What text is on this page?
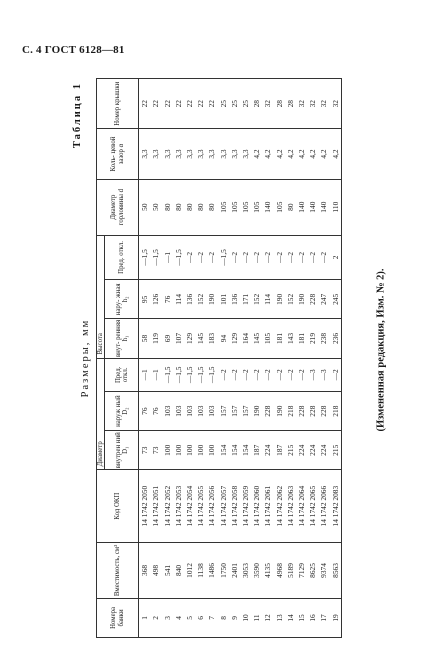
С. 4 ГОСТ 6128—81
Таблица 1
Размеры, мм
Номера банки	Вместимость, см³	Код ОКП	Диаметр			Высота			Диаметр горловины d	Коль- цевой зазор α	Номер крышки
			внутрен ний D₁	наруж ный D₂	Пред. откл.	внут- ренняя h₁	нару- жная h₂	Пред. откл.			
1	368	14 1742 2050	73	76	—1	58	95	—1,5	50	3,3	22
2	498	14 1742 2051	73	76	—1	119	126	—1,5	50	3,3	22
3	541	14 1742 2052	100	103	—1,5	69	76	—1	80	3,3	22
4	840	14 1742 2053	100	103	—1,5	107	114	—1,5	80	3,3	22
5	1012	14 1742 2054	100	103	—1,5	129	136	—2	80	3,3	22
6	1138	14 1742 2055	100	103	—1,5	145	152	—2	80	3,3	22
7	1486	14 1742 2056	100	103	—1,5	183	190	—2	80	3,3	22
8	1750	14 1742 2057	154	157	—2	94	101	—1,5	105	3,3	25
9	2401	14 1742 2058	154	157	—2	129	136	—2	105	3,3	25
10	3053	14 1742 2059	154	157	—2	164	171	—2	105	3,3	25
11	3590	14 1742 2060	187	190	—2	145	152	—2	105	4,2	28
12	4135	14 1742 2061	224	228	—2	105	114	—2	140	4,2	32
13	4968	14 1742 2062	187	190	—2	181	190	—2	105	4,2	28
14	5189	14 1742 2063	215	218	—2	143	152	—2	80	4,2	28
15	7129	14 1742 2064	224	228	—2	181	190	—2	140	4,2	32
16	8625	14 1742 2065	224	228	—3	219	228	—2	140	4,2	32
17	9374	14 1742 2066	224	228	—3	238	247	—2	140	4,2	32
19	8563	14 1742 2083	215	218	—2	236	245	2	110	4,2	32
(Измененная редакция, Изм. № 2).
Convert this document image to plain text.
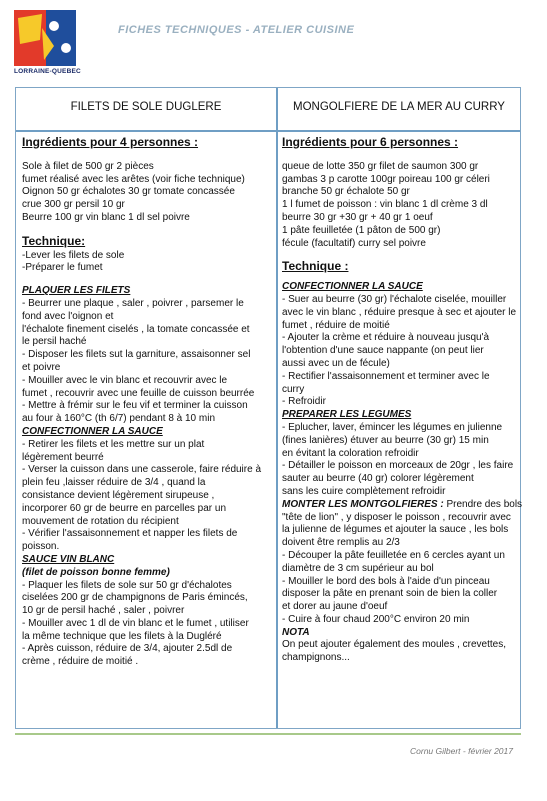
LORRAINE-QUEBEC
FICHES TECHNIQUES - ATELIER CUISINE
FILETS DE SOLE DUGLERE	MONGOLFIERE DE LA MER AU CURRY
Ingrédients pour 4 personnes :
Sole à filet de 500 gr 2 pièces
fumet réalisé avec les arêtes (voir fiche technique)
Oignon 50 gr échalotes 30 gr tomate concassée
crue 300 gr persil 10 gr
Beurre 100 gr vin blanc 1 dl sel poivre
Technique:
-Lever les filets de sole
-Préparer le fumet
PLAQUER LES FILETS
- Beurrer une plaque , saler , poivrer , parsemer le
fond avec l'oignon et
l'échalote finement ciselés , la tomate concassée et
le persil haché
- Disposer les filets sut la garniture, assaisonner sel
et poivre
- Mouiller avec le vin blanc et recouvrir avec le
fumet , recouvrir avec une feuille de cuisson beurrée
- Mettre à frémir sur le feu vif et terminer la cuisson
au four à 160°C (th 6/7) pendant 8 à 10 min
CONFECTIONNER LA SAUCE
- Retirer les filets et les mettre sur un plat
légèrement beurré
- Verser la cuisson dans une casserole, faire réduire à
plein feu ,laisser réduire de 3/4 , quand la
consistance devient légèrement sirupeuse ,
incorporer 60 gr de beurre en parcelles par un
mouvement de rotation du récipient
- Vérifier l'assaisonnement et napper les filets de
poisson.
SAUCE VIN BLANC
(filet de poisson bonne femme)
- Plaquer les filets de sole sur 50 gr d'échalotes
ciselées 200 gr de champignons de Paris émincés,
10 gr de persil haché , saler , poivrer
- Mouiller avec 1 dl de vin blanc et le fumet , utiliser
la même technique que les filets à la Dugléré
- Après cuisson, réduire de 3/4, ajouter 2.5dl de
crème , réduire de moitié .
Ingrédients pour 6 personnes :
queue de lotte 350 gr filet de saumon 300 gr
gambas 3 p carotte 100gr poireau 100 gr céleri
branche 50 gr échalote 50 gr
1 l fumet de poisson : vin blanc 1 dl crème 3 dl
beurre 30 gr +30 gr + 40 gr 1 oeuf
1 pâte feuilletée (1 pâton de 500 gr)
fécule (facultatif) curry sel poivre
Technique :
CONFECTIONNER LA SAUCE
- Suer au beurre (30 gr) l'échalote ciselée, mouiller
avec le vin blanc , réduire presque à sec et ajouter le
fumet , réduire de moitié
- Ajouter la crème et réduire à nouveau jusqu'à
l'obtention d'une sauce nappante (on peut lier
aussi avec un de fécule)
- Rectifier l'assaisonnement et terminer avec le
curry
- Refroidir
PREPARER LES LEGUMES
- Eplucher, laver, émincer les légumes en julienne
(fines lanières) étuver au beurre (30 gr) 15 min
en évitant la coloration refroidir
- Détailler le poisson en morceaux de 20gr , les faire
sauter au beurre (40 gr) colorer légèrement
sans les cuire complètement refroidir
MONTER LES MONTGOLFIERES : Prendre des bols
"tête de lion" , y disposer le poisson , recouvrir avec
la julienne de légumes et ajouter la sauce , les bols
doivent être remplis au 2/3
- Découper la pâte feuilletée en 6 cercles ayant un
diamètre de 3 cm supérieur au bol
- Mouiller le bord des bols à l'aide d'un pinceau
disposer la pâte en prenant soin de bien la coller
et dorer au jaune d'oeuf
- Cuire à four chaud 200°C environ 20 min
NOTA
On peut ajouter également des moules , crevettes,
champignons...
Cornu Gilbert - février 2017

Your goal
Identify each line of the material where the word "personnes" shows up, and copy it.

Problem solution
Ingrédients pour 4 personnes :
Ingrédients pour 6 personnes :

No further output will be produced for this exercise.